Records
:::
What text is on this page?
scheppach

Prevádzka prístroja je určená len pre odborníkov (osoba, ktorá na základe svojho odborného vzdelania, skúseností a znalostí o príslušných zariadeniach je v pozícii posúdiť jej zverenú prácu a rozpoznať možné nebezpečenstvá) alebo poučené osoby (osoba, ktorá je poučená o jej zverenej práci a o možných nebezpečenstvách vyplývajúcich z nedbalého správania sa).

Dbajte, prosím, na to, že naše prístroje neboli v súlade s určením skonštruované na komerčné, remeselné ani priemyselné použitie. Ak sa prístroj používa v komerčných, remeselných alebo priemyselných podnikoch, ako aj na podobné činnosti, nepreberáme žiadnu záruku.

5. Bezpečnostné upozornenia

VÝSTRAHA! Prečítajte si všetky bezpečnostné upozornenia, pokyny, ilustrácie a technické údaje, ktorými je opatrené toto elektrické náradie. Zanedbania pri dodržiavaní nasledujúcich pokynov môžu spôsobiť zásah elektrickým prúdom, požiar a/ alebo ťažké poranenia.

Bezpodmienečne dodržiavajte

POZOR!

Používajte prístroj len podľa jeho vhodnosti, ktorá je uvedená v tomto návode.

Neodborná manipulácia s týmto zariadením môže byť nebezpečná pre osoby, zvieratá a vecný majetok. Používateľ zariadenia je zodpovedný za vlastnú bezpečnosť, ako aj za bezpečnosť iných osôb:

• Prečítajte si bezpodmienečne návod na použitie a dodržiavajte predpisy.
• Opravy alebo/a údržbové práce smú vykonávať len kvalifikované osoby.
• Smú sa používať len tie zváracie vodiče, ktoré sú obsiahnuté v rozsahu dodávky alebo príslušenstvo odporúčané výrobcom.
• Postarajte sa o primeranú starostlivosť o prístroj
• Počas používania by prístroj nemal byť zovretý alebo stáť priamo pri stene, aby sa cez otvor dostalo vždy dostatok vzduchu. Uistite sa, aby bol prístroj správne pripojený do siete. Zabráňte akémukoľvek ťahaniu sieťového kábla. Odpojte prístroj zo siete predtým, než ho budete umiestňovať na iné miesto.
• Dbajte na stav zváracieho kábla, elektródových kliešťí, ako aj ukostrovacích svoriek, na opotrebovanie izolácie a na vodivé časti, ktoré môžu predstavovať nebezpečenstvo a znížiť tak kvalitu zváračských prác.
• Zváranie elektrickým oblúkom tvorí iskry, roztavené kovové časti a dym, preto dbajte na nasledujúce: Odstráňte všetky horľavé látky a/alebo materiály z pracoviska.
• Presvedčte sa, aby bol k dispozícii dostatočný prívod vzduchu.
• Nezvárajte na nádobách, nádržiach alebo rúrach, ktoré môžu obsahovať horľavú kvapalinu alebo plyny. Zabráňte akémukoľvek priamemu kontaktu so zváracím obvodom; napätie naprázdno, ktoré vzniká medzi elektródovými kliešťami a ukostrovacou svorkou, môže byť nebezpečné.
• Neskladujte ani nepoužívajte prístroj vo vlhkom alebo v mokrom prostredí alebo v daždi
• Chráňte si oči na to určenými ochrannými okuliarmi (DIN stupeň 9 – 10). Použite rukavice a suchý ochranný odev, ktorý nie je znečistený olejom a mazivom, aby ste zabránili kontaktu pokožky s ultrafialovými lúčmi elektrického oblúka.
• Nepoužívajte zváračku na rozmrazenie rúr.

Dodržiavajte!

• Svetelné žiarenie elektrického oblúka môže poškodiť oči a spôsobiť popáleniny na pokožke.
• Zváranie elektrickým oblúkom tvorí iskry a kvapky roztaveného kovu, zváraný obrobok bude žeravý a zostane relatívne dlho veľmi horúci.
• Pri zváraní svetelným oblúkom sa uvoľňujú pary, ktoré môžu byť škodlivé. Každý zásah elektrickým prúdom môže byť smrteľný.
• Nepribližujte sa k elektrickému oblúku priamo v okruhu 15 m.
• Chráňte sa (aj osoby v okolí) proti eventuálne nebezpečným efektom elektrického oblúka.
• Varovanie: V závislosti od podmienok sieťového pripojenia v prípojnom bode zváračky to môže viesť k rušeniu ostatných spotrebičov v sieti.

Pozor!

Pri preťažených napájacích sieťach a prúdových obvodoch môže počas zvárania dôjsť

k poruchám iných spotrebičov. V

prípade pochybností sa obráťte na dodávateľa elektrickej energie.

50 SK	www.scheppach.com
:::
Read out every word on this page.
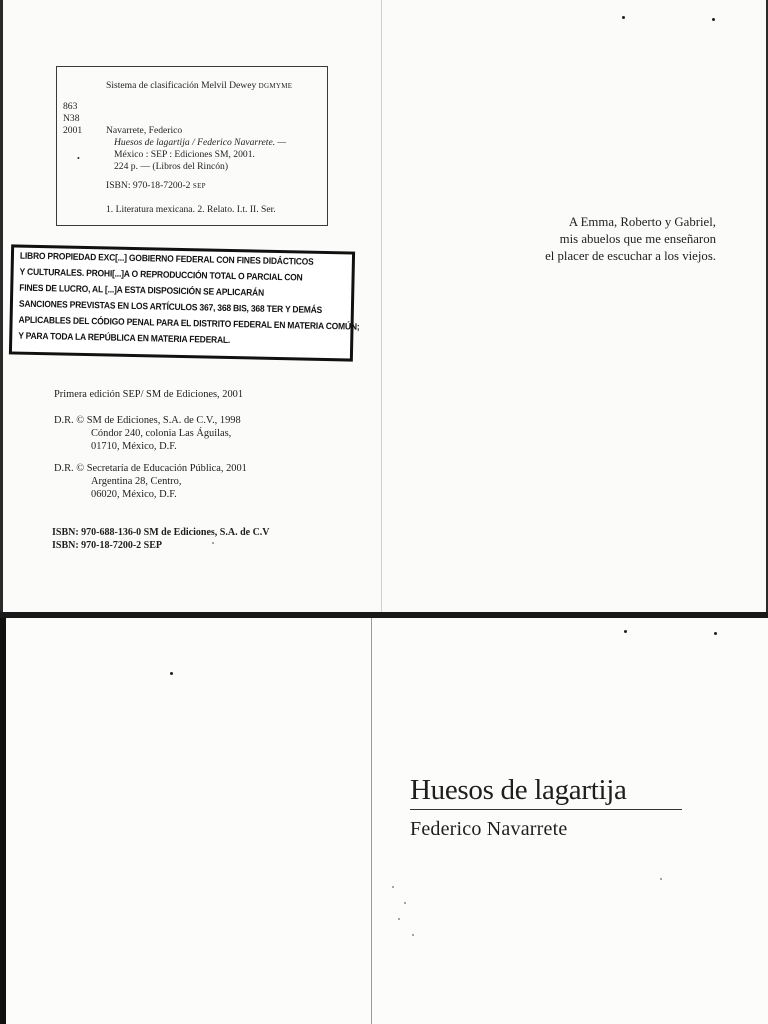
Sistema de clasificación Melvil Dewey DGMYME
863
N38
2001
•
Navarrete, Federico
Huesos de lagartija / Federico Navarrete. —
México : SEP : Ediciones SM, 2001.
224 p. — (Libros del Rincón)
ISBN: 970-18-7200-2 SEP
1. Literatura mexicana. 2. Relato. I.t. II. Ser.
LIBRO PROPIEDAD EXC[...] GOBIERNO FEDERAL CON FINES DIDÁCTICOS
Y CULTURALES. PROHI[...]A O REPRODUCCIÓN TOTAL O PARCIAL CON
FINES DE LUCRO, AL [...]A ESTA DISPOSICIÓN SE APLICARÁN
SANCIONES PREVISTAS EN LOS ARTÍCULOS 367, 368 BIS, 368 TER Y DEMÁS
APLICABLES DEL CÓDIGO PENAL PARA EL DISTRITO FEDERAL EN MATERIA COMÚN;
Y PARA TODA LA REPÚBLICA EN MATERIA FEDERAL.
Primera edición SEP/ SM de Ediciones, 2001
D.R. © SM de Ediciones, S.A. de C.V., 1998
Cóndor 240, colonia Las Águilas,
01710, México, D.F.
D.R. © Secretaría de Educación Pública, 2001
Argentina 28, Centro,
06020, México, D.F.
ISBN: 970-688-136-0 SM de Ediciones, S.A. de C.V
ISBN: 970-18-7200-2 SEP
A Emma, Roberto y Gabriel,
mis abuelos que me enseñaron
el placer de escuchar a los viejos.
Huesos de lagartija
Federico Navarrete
:::
WHAT YOU SHOULD DO: Identify all lines in the records above with the word "México".

RESULT OF THE EXERCISE:
México : SEP : Ediciones SM, 2001.
01710, México, D.F.
06020, México, D.F.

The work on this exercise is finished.